> [Challenge]: In the listing that follows, count each line where the word "through" appears; write nothing but the count.

━━━━━ Data supplied ━━━━━

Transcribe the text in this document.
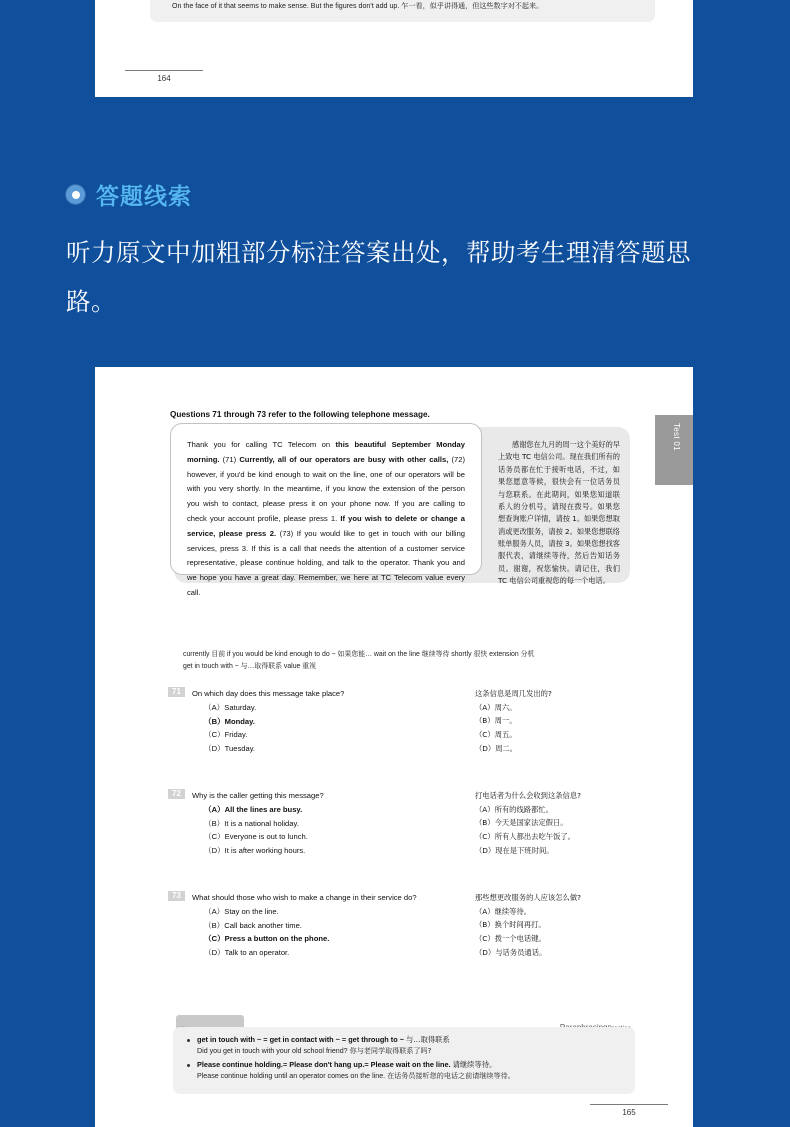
On the face of it that seems to make sense. But the figures don't add up. 乍一看，似乎讲得通，但这些数字对不起来。
164
答题线索
听力原文中加粗部分标注答案出处，帮助考生理清答题思路。
Test 01
Questions 71 through 73 refer to the following telephone message.
感谢您在九月的周一这个美好的早上致电 TC 电信公司。现在我们所有的话务员都在忙于接听电话，不过，如果您愿意等候，很快会有一位话务员与您联系。在此期间，如果您知道联系人的分机号，请现在拨号。如果您想查询账户详情，请按 1。如果您想取消或更改服务，请按 2。如果您想联络账单服务人员，请按 3。如果您想找客服代表，请继续等待，然后告知话务员。谢谢，祝您愉快。请记住，我们 TC 电信公司重视您的每一个电话。
Thank you for calling TC Telecom on this beautiful September Monday morning. (71) Currently, all of our operators are busy with other calls, (72) however, if you'd be kind enough to wait on the line, one of our operators will be with you very shortly. In the meantime, if you know the extension of the person you wish to contact, please press it on your phone now. If you are calling to check your account profile, please press 1. If you wish to delete or change a service, please press 2. (73) If you would like to get in touch with our billing services, press 3. If this is a call that needs the attention of a customer service representative, please continue holding, and talk to the operator. Thank you and we hope you have a great day. Remember, we here at TC Telecom value every call.
currently 目前 if you would be kind enough to do ~ 如果您能… wait on the line 继续等待 shortly 很快 extension 分机
get in touch with ~ 与…取得联系 value 重视
71	On which day does this message take place?
（A）Saturday.
（B）Monday.
（C）Friday.
（D）Tuesday.
这条信息是周几发出的?
（A）周六。
（B）周一。
（C）周五。
（D）周二。
72	Why is the caller getting this message?
（A）All the lines are busy.
（B）It is a national holiday.
（C）Everyone is out to lunch.
（D）It is after working hours.
打电话者为什么会收到这条信息?
（A）所有的线路都忙。
（B）今天是国家法定假日。
（C）所有人都出去吃午饭了。
（D）现在是下班时间。
73	What should those who wish to make a change in their service do?
（A）Stay on the line.
（B）Call back another time.
（C）Press a button on the phone.
（D）Talk to an operator.
那些想更改服务的人应该怎么做?
（A）继续等待。
（B）换个时间再打。
（C）拨一个电话键。
（D）与话务员通话。
get in touch with ~ = get in contact with ~ = get through to ~ 与…取得联系
Did you get in touch with your old school friend? 你与老同学取得联系了吗?
Please continue holding.= Please don't hang up.= Please wait on the line. 请继续等待。
Please continue holding until an operator comes on the line. 在话务员接听您的电话之前请继续等待。
165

━━━━━

> [Expected output]: 2